(Chart and figure data)
----
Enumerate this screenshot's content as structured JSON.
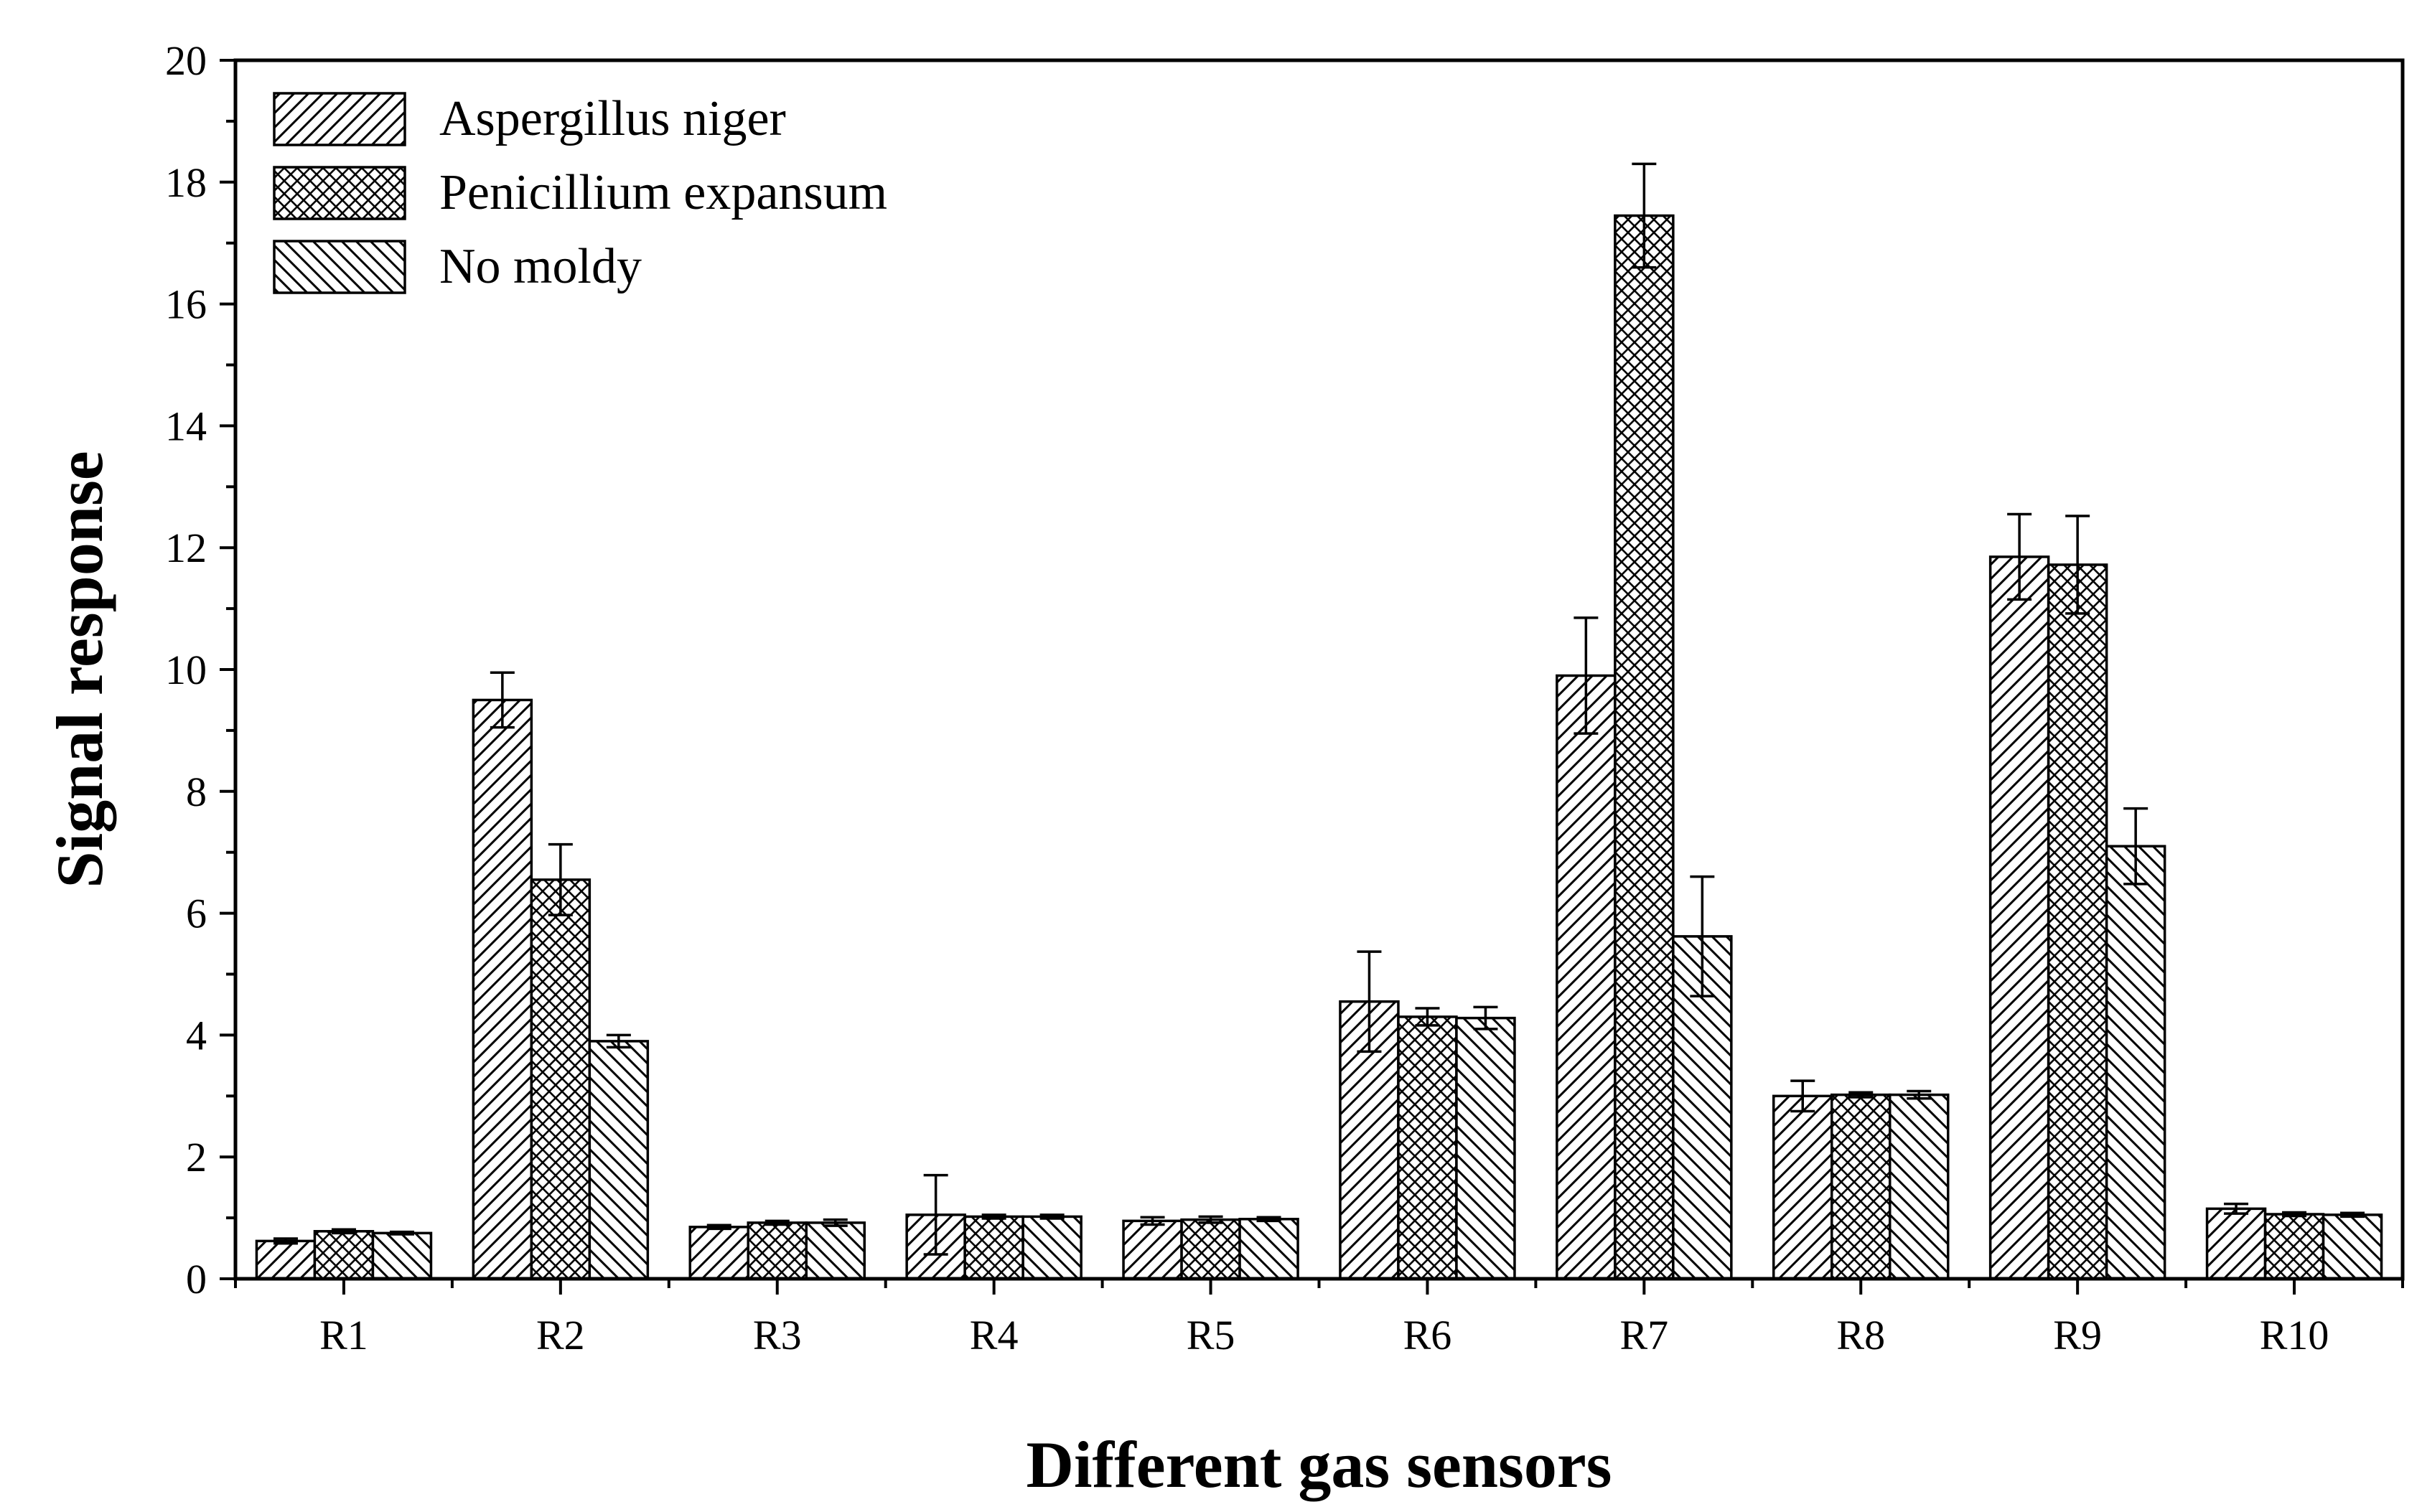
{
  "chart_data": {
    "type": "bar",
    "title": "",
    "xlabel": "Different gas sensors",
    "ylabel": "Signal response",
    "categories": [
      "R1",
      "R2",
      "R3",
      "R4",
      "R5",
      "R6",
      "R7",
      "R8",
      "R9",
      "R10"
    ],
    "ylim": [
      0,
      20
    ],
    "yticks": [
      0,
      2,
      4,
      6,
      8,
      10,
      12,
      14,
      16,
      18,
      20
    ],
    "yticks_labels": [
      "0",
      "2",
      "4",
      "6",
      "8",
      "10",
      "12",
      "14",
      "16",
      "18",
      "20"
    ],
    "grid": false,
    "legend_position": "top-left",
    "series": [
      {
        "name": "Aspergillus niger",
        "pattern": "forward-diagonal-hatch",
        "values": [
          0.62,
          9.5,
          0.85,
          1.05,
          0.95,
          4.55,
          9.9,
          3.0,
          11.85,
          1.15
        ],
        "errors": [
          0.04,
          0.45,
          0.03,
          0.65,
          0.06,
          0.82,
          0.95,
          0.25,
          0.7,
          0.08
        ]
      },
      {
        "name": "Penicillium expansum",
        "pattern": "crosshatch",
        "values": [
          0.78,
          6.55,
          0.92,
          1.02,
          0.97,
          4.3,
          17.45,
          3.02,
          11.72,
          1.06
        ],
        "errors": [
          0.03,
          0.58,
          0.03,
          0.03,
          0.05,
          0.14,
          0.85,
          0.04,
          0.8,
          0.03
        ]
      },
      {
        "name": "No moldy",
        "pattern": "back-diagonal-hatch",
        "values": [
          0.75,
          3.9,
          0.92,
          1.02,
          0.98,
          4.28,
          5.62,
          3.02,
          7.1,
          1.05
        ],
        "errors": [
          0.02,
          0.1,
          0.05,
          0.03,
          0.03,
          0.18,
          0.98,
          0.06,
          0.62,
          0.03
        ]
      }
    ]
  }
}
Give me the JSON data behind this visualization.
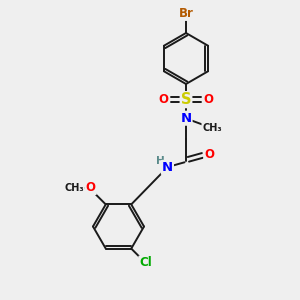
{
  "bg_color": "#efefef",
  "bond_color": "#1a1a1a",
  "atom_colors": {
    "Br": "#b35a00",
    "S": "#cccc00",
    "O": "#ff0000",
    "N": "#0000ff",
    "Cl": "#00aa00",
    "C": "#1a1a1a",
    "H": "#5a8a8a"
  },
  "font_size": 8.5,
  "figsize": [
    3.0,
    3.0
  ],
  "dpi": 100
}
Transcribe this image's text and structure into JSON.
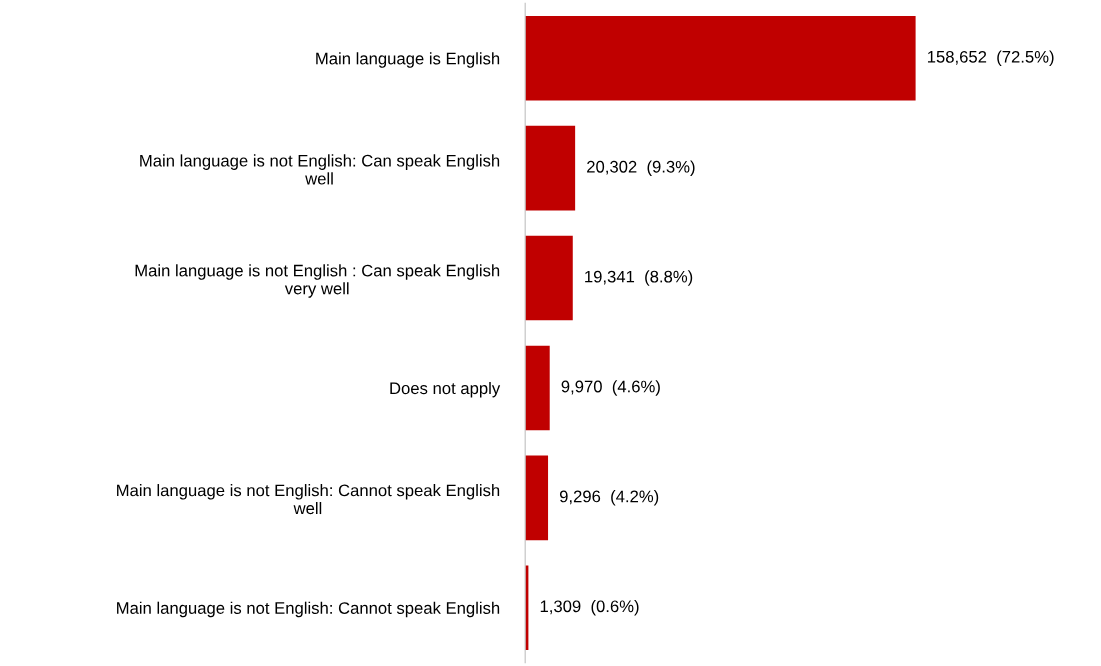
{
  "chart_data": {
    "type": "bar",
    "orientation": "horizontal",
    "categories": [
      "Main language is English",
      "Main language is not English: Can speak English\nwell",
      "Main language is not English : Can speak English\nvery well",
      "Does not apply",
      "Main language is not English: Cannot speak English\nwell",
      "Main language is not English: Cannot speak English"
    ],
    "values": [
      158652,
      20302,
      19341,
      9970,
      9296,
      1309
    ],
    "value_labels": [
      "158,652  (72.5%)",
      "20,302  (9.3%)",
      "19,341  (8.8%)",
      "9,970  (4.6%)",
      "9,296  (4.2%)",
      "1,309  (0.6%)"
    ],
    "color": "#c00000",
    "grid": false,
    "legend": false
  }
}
----
Collect the complete line wherever the string "Cannot" appears in the records.

TASK SOLUTION =>
      "Main language is not English: Cannot speak English\nwell",
      "Main language is not English: Cannot speak English"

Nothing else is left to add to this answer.